**Your objective**
Check each line of the material. Copy those containing "туралы".

* BEGIN Records shown *

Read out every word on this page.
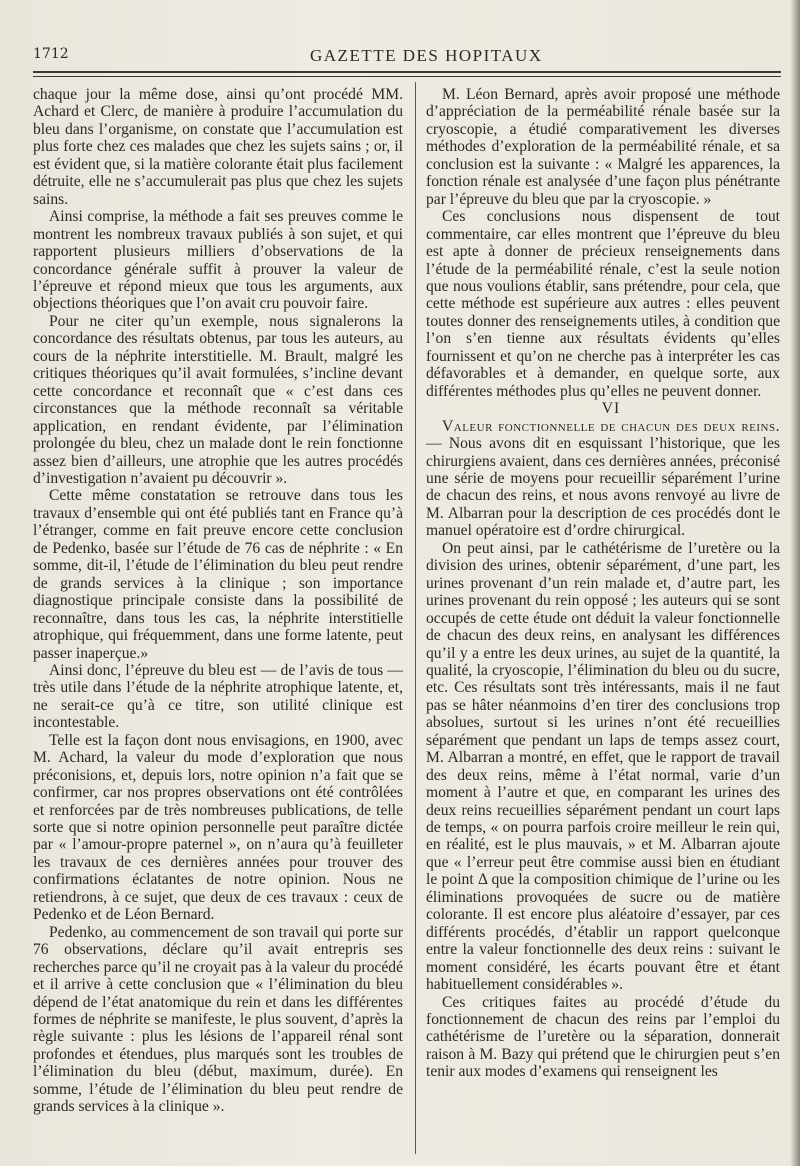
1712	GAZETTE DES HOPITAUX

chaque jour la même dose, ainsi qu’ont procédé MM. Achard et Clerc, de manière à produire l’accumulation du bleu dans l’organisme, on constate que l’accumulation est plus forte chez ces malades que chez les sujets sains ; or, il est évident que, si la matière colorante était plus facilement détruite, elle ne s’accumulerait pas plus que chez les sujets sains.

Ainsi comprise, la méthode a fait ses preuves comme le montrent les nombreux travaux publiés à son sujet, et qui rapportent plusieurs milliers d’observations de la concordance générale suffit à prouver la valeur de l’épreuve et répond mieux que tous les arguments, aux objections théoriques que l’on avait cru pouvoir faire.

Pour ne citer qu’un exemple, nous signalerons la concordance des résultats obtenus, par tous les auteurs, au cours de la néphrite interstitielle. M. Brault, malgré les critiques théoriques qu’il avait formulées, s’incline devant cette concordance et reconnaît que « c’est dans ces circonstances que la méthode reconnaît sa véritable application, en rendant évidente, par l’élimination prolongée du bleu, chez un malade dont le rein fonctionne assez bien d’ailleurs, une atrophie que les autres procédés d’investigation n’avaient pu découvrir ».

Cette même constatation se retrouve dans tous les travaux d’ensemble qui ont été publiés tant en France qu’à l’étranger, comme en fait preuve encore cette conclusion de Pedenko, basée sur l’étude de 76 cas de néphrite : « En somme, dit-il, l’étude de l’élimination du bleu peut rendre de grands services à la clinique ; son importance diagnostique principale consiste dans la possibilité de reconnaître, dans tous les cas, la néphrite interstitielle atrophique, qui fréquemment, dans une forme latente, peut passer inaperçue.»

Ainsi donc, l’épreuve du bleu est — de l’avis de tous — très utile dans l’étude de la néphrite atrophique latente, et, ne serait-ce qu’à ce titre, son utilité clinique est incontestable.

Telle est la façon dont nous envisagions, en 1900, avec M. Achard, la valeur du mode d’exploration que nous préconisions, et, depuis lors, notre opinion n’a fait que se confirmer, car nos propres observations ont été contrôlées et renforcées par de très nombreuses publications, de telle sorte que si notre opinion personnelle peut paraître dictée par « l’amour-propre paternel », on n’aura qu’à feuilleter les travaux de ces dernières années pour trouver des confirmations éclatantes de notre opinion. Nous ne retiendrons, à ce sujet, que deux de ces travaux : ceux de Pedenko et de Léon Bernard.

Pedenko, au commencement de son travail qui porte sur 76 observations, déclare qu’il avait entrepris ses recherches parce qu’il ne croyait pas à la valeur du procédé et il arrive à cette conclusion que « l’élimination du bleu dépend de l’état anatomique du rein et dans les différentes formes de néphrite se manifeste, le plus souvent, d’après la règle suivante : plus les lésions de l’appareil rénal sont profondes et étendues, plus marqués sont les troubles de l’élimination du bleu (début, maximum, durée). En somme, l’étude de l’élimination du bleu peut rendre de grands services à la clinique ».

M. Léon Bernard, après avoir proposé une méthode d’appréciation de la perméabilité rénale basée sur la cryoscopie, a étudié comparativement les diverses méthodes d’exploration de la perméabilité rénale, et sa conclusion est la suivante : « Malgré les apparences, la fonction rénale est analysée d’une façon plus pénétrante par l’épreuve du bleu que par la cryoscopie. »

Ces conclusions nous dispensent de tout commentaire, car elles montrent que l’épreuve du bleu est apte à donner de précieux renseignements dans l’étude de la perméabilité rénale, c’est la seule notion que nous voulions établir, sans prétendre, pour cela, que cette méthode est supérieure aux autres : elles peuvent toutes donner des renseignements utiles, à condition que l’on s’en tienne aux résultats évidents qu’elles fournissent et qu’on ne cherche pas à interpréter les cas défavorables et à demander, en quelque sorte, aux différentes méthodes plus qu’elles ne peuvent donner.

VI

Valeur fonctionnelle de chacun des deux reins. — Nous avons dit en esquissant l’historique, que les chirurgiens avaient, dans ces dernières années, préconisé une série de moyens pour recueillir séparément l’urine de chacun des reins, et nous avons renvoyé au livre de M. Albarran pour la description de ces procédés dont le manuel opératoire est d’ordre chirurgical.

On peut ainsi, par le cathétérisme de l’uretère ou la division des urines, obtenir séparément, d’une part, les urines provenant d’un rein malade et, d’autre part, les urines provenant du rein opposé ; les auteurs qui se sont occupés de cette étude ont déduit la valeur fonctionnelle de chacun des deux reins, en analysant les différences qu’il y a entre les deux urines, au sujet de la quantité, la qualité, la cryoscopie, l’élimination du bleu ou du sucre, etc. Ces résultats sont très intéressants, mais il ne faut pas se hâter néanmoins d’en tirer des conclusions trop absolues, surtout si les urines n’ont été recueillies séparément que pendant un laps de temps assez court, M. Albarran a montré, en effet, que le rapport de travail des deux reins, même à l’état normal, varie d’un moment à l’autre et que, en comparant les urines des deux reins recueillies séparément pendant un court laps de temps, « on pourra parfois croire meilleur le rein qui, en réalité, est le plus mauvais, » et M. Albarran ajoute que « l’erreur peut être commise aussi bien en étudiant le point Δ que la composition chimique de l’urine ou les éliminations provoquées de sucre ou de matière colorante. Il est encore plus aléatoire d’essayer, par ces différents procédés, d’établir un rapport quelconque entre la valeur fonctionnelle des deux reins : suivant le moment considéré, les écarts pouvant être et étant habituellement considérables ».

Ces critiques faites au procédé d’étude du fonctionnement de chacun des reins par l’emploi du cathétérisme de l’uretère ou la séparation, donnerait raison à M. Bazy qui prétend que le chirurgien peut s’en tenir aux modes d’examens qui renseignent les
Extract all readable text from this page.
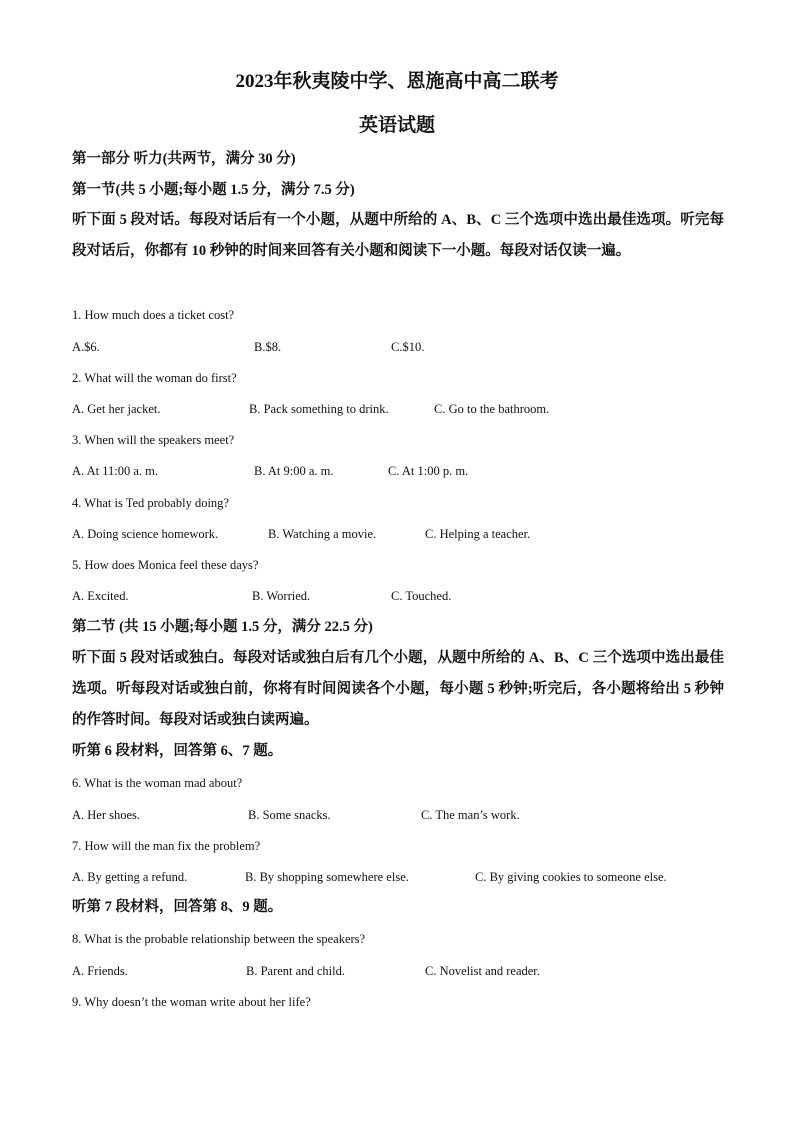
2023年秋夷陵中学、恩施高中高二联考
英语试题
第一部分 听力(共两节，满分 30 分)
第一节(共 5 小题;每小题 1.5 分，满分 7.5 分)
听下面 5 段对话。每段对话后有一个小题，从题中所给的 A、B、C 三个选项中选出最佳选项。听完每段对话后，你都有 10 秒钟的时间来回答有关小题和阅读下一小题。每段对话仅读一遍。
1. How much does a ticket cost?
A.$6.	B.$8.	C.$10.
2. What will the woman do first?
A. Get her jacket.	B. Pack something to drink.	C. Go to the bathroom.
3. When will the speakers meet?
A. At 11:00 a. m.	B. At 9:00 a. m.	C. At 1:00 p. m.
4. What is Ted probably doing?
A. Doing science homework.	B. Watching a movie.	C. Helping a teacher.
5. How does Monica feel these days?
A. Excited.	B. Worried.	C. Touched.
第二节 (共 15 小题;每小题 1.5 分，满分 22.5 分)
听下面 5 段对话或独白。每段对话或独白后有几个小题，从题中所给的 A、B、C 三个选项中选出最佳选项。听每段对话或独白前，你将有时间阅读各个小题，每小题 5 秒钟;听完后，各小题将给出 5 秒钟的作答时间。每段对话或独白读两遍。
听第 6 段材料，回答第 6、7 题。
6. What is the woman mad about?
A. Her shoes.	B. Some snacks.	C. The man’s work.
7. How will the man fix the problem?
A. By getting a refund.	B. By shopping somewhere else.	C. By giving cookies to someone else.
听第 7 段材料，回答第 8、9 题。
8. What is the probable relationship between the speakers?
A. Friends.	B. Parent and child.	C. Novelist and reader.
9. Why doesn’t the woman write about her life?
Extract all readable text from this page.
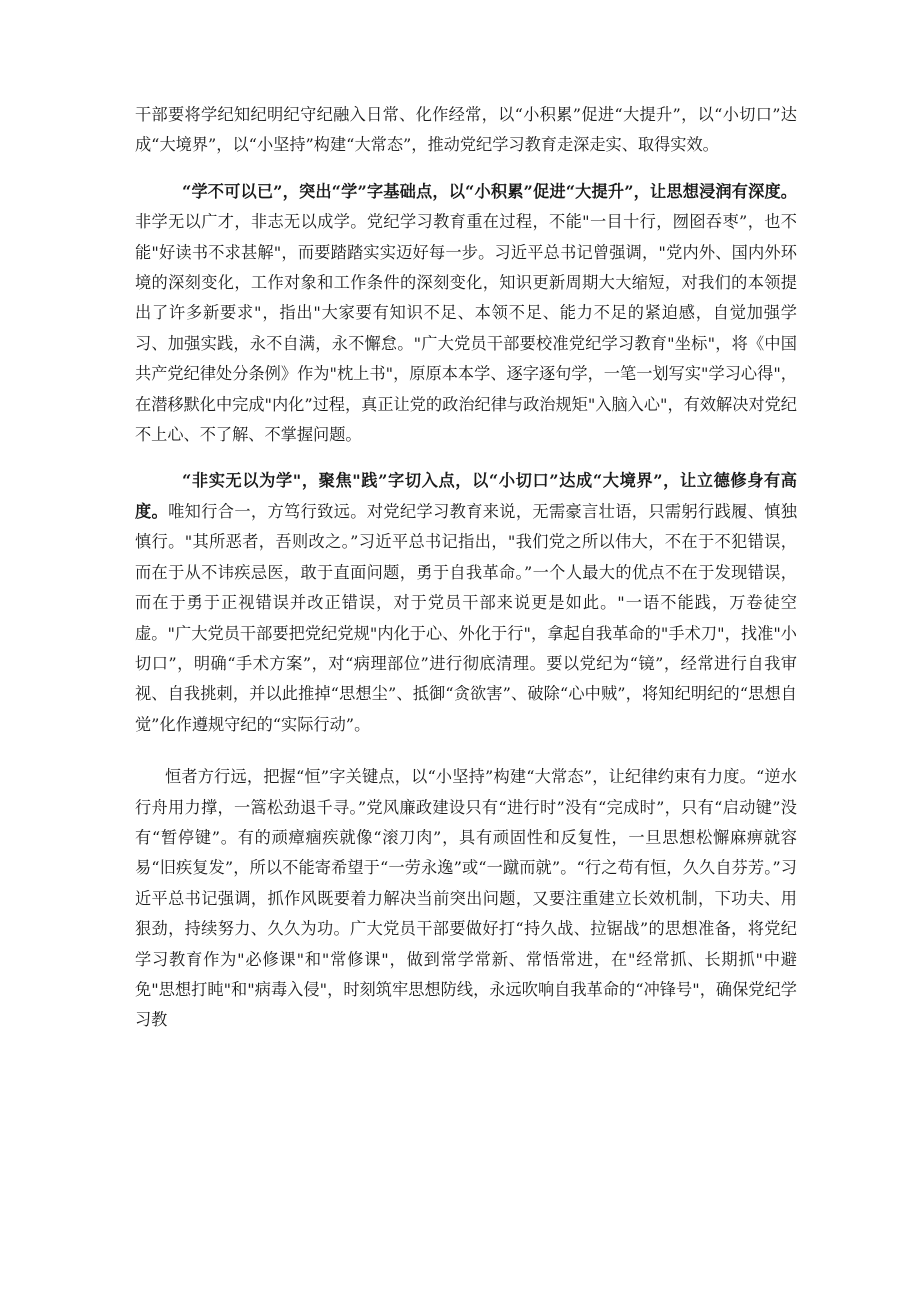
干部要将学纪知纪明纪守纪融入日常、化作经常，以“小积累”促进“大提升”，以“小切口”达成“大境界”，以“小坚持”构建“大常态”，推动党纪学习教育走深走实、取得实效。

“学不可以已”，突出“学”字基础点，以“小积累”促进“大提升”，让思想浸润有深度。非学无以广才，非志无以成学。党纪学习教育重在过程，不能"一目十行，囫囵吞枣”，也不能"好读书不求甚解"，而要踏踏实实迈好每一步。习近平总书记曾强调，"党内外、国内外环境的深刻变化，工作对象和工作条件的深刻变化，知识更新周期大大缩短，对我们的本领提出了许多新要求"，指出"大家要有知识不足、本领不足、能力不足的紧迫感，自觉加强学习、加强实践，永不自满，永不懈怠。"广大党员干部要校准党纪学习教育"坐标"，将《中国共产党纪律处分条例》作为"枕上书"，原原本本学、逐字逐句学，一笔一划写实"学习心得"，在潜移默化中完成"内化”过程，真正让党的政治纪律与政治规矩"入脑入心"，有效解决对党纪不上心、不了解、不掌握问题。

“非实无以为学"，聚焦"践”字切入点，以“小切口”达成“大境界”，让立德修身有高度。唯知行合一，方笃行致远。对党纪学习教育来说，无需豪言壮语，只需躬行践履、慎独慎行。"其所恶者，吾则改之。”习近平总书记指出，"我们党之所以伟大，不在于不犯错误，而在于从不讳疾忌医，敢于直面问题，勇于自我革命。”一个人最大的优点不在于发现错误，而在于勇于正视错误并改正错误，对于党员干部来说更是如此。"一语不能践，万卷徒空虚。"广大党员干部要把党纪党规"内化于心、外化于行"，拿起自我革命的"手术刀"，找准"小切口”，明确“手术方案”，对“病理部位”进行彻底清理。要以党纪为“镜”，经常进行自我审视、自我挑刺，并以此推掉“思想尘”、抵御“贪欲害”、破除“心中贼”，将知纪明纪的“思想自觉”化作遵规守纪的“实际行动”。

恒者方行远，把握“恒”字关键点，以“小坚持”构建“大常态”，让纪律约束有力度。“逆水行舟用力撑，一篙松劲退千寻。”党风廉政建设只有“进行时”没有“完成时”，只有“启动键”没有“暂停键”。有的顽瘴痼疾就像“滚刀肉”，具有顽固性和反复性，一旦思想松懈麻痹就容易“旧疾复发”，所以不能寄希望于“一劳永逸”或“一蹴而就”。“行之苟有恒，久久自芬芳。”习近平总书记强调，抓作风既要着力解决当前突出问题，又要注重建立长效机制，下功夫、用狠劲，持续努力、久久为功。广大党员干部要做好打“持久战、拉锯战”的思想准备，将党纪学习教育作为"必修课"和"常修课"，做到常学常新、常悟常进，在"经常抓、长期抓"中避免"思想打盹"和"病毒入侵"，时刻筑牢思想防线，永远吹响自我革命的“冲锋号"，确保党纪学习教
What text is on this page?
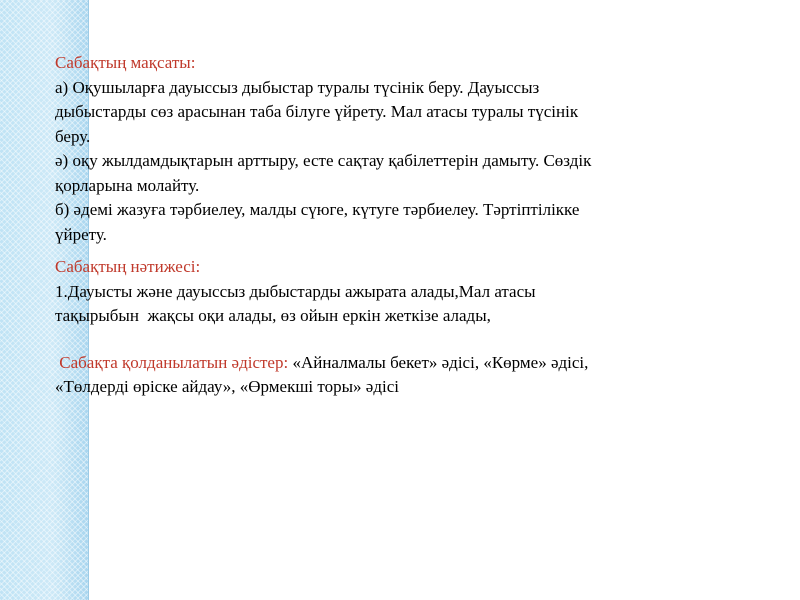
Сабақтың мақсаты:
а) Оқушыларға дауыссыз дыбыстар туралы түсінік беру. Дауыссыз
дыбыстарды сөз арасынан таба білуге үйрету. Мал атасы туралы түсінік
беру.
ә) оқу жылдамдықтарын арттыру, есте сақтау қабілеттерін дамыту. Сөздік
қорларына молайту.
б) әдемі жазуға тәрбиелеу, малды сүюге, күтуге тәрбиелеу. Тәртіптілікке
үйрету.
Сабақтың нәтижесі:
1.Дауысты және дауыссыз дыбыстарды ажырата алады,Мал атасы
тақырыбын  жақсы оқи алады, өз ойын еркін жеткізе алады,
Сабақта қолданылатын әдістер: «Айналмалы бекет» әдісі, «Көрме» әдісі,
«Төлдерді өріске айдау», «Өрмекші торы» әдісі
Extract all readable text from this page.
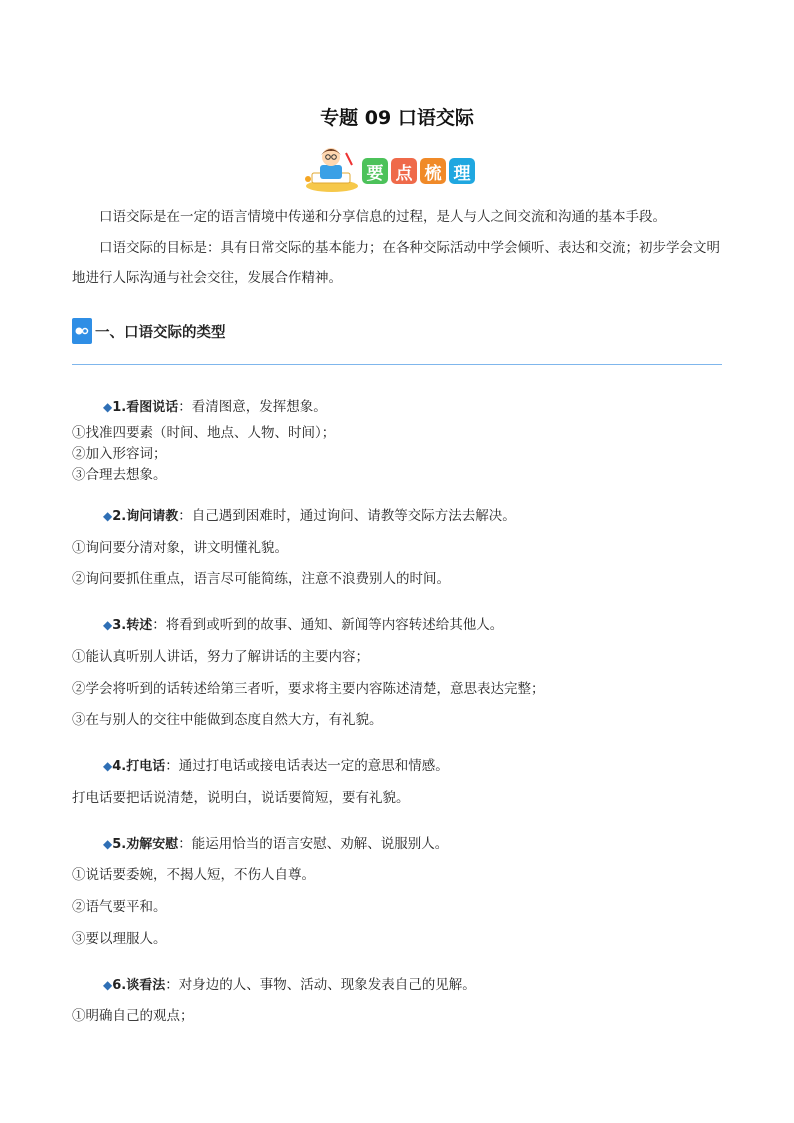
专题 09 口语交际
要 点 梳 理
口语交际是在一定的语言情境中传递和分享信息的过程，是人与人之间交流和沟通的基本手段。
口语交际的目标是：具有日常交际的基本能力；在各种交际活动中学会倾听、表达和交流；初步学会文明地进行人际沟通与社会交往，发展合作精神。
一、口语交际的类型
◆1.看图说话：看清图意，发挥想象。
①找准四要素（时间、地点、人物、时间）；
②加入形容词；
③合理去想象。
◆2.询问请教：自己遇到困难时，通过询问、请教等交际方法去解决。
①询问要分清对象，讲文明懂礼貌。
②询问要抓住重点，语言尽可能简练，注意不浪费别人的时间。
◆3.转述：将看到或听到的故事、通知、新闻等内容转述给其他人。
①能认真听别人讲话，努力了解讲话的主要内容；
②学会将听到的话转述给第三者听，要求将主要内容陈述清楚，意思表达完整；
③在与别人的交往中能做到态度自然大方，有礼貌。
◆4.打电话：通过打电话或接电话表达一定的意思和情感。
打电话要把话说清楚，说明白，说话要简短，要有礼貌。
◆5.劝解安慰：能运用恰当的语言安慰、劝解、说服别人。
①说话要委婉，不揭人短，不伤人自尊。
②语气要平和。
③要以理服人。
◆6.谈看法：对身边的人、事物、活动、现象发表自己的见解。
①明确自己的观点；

* END Records shown *

**Answer for the task**
а) Оқушыларға дауыссыз дыбыстар туралы түсінік беру. Дауыссыз
дыбыстарды сөз арасынан таба білуге үйрету. Мал атасы туралы түсінік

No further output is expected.